## PROBLEM DESCRIPTION
Copy all lines below containing "РАЗМЕРЫ".

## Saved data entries
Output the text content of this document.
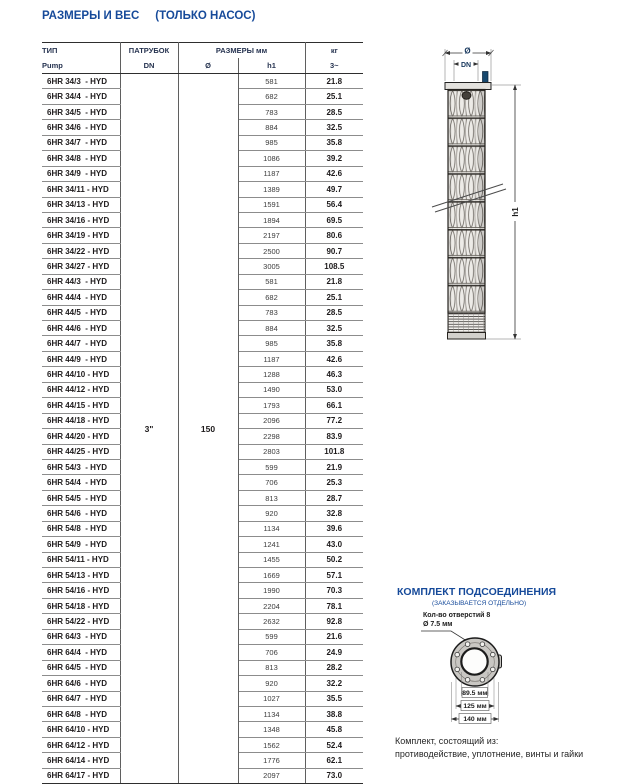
РАЗМЕРЫ И ВЕС (ТОЛЬКО НАСОС)
ТИП	ПАТРУБОК	РАЗМЕРЫ мм		кг
Pump	DN	Ø	h1	3~
6HR 34/3  - HYD	3"	150	581	21.8
6HR 34/4  - HYD			682	25.1
6HR 34/5  - HYD			783	28.5
6HR 34/6  - HYD			884	32.5
6HR 34/7  - HYD			985	35.8
6HR 34/8  - HYD			1086	39.2
6HR 34/9  - HYD			1187	42.6
6HR 34/11 - HYD			1389	49.7
6HR 34/13 - HYD			1591	56.4
6HR 34/16 - HYD			1894	69.5
6HR 34/19 - HYD			2197	80.6
6HR 34/22 - HYD			2500	90.7
6HR 34/27 - HYD			3005	108.5
6HR 44/3  - HYD			581	21.8
6HR 44/4  - HYD			682	25.1
6HR 44/5  - HYD			783	28.5
6HR 44/6  - HYD			884	32.5
6HR 44/7  - HYD			985	35.8
6HR 44/9  - HYD			1187	42.6
6HR 44/10 - HYD			1288	46.3
6HR 44/12 - HYD			1490	53.0
6HR 44/15 - HYD			1793	66.1
6HR 44/18 - HYD			2096	77.2
6HR 44/20 - HYD			2298	83.9
6HR 44/25 - HYD			2803	101.8
6HR 54/3  - HYD			599	21.9
6HR 54/4  - HYD			706	25.3
6HR 54/5  - HYD			813	28.7
6HR 54/6  - HYD			920	32.8
6HR 54/8  - HYD			1134	39.6
6HR 54/9  - HYD			1241	43.0
6HR 54/11 - HYD			1455	50.2
6HR 54/13 - HYD			1669	57.1
6HR 54/16 - HYD			1990	70.3
6HR 54/18 - HYD			2204	78.1
6HR 54/22 - HYD			2632	92.8
6HR 64/3  - HYD			599	21.6
6HR 64/4  - HYD			706	24.9
6HR 64/5  - HYD			813	28.2
6HR 64/6  - HYD			920	32.2
6HR 64/7  - HYD			1027	35.5
6HR 64/8  - HYD			1134	38.8
6HR 64/10 - HYD			1348	45.8
6HR 64/12 - HYD			1562	52.4
6HR 64/14 - HYD			1776	62.1
6HR 64/17 - HYD			2097	73.0
Ø
DN
h1
КОМПЛЕКТ ПОДСОЕДИНЕНИЯ
(ЗАКАЗЫВАЕТСЯ ОТДЕЛЬНО)
Кол-во отверстий 8
Ø 7.5 мм
89.5 мм
125 мм
140 мм
Комплект, состоящий из:
противодействие, уплотнение, винты и гайки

## OUTPUT OF THE EXERCISE
РАЗМЕРЫ И ВЕС (ТОЛЬКО НАСОС)
ТИП	ПАТРУБОК	РАЗМЕРЫ мм		кг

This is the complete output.